--- Start of Extracted entries ---

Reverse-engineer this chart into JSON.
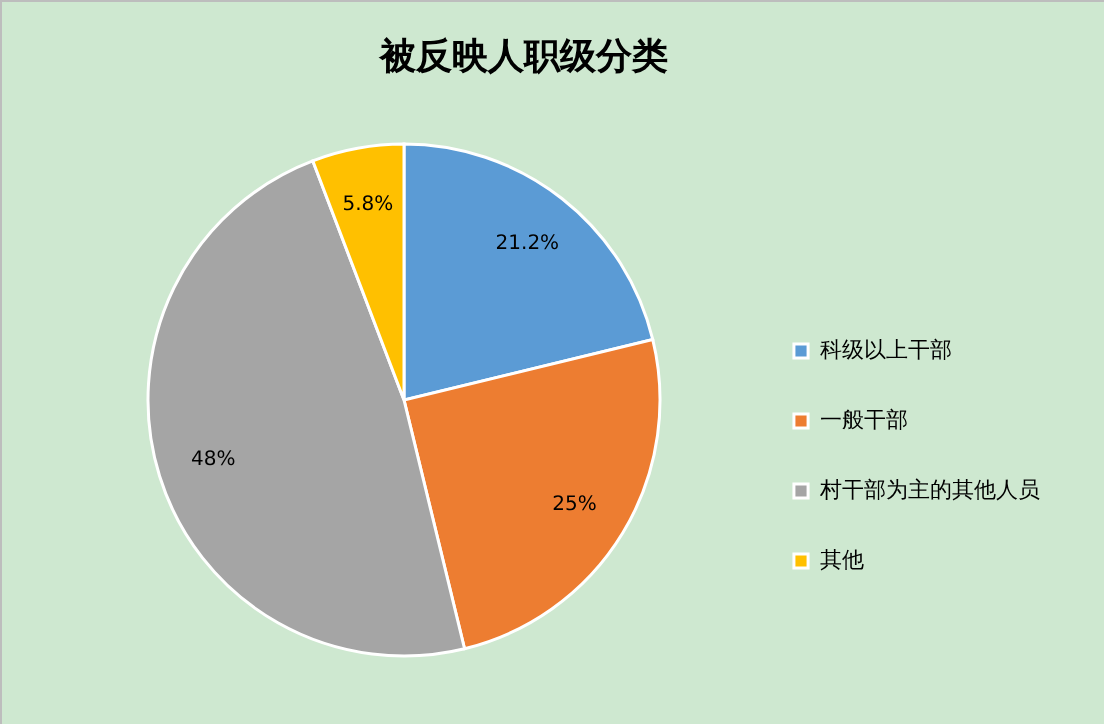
{
  "chart_data": {
    "type": "pie",
    "title": "被反映人职级分类",
    "categories": [
      "科级以上干部",
      "一般干部",
      "村干部为主的其他人员",
      "其他"
    ],
    "values": [
      21.2,
      25,
      48,
      5.8
    ],
    "colors": [
      "#5b9bd5",
      "#ed7d31",
      "#a5a5a5",
      "#ffc000"
    ],
    "value_labels": [
      "21.2%",
      "25%",
      "48%",
      "5.8%"
    ],
    "legend": "right"
  }
}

--- End of Extracted entries ---

**Given task:**
Each line of the data is to be duplicated exactly; pictures stay out of the copy.

**Expected output:**
Reverse-engineer this chart into JSON.
{
  "chart_data": {
    "type": "pie",
    "title": "被反映人职级分类",
    "categories": [
      "科级以上干部",
      "一般干部",
      "村干部为主的其他人员",
      "其他"
    ],
    "values": [
      21.2,
      25,
      48,
      5.8
    ],
    "colors": [
      "#5b9bd5",
      "#ed7d31",
      "#a5a5a5",
      "#ffc000"
    ],
    "value_labels": [
      "21.2%",
      "25%",
      "48%",
      "5.8%"
    ],
    "legend": "right"
  }
}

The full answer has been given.